→ **Texto dado**
..............................

Tuve el privilegio de ser alumno de la hermana Jean Dolores en la escuela parroquial San Carlos Borromeo, en North Hollywood, allá por la década de 1940, cuando ella era una maestra joven, dinámica y llena de vida, alegría y sonrisas. Me dio clases en octavo grado, donde había 70 estudiantes en un solo salón, y ella era la única maestra.

Aún me asombra la manera en que nos motivaba a todos a aprender, al punto de que nunca tuvimos problemas de disciplina. Si alguien susurraba, ella aparecía junto a tu escritorio con esa mirada —y no volvías a hablar fuera de turno.

En aquellos años existía una estrecha relación entre las hermanas y los padres de familia. Si cometías un error grave, alguna de las hermanas llamaba a tus padres, quienes te esperaban al volver de la escuela. Ese era su método de “doble golpe” para enseñarte a respetar las reglas.

La hermana Jean Dolores fue la gracia que me animó a entrar al seminario y estudiar para convertirme en sacerdote. Su espíritu especial de Jesucristo nos inspiró a todos a salir al mundo y usar nuestros talentos para el bien de Dios y del prójimo.

Después de ser trasladada a otra parroquia, nunca perdió el contacto con nosotros. Solía regresar con frecuencia a los aniversarios de nuestra graduación.

Cuando fui ordenado obispo en 1975, ella viajó a Fresno para acompañarme. Le dije que la única razón por la que eso estaba ocurriendo era gracias a su vida inspiradora y su entusiasmo por llevar a Dios a todos.

Cuando regresó a la Universidad Loyola de Chicago, encontró su lugar con el equipo de baloncesto. Al principio, se propuso ayudar a los jugadores a destacar en sus estudios y a mantener la mirada fija en su futuro, más allá del deporte.

..............................

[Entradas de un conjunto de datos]

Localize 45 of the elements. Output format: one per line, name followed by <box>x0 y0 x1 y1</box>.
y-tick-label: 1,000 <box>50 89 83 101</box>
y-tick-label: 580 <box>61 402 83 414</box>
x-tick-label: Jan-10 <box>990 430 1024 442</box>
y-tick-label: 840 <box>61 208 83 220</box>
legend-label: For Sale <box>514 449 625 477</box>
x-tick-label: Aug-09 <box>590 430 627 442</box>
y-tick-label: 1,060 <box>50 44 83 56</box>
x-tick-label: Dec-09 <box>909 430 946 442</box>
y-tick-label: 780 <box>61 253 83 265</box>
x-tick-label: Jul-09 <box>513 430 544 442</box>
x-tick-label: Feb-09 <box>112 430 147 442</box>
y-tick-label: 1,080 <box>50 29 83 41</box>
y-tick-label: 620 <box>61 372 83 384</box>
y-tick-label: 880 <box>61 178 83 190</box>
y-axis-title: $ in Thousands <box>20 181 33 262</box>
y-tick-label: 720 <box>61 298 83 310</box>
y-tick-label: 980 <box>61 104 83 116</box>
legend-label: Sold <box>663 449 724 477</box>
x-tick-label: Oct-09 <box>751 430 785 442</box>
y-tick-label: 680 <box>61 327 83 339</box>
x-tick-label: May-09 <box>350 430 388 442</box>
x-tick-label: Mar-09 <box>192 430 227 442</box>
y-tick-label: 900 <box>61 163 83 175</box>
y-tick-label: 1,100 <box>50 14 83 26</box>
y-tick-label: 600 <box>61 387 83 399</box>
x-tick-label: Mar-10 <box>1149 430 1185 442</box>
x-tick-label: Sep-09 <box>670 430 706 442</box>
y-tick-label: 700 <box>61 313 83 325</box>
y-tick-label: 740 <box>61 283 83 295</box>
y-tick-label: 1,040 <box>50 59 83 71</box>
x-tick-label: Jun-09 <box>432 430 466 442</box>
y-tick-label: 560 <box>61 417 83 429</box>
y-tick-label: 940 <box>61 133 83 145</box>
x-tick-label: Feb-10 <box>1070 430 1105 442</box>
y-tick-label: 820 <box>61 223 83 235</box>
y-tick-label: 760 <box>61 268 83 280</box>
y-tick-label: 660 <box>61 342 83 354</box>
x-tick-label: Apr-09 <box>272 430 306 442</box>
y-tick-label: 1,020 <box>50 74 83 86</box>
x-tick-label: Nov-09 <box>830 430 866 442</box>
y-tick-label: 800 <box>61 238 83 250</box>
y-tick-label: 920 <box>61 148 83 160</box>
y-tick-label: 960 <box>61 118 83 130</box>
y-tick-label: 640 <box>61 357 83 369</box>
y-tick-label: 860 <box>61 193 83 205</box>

..............................

→ **Objetivo de la tarea**
Por favor, duplica sin cambios el fragmento del texto sobre la hermana Jean Dolores que comienza con "Después de ser" y sigue hasta "de nuestra graduación.".

→ **Respuesta**
Después de ser trasladada a otra parroquia, nunca perdió el contacto con nosotros. Solía regresar con frecuencia a los aniversarios de nuestra graduación.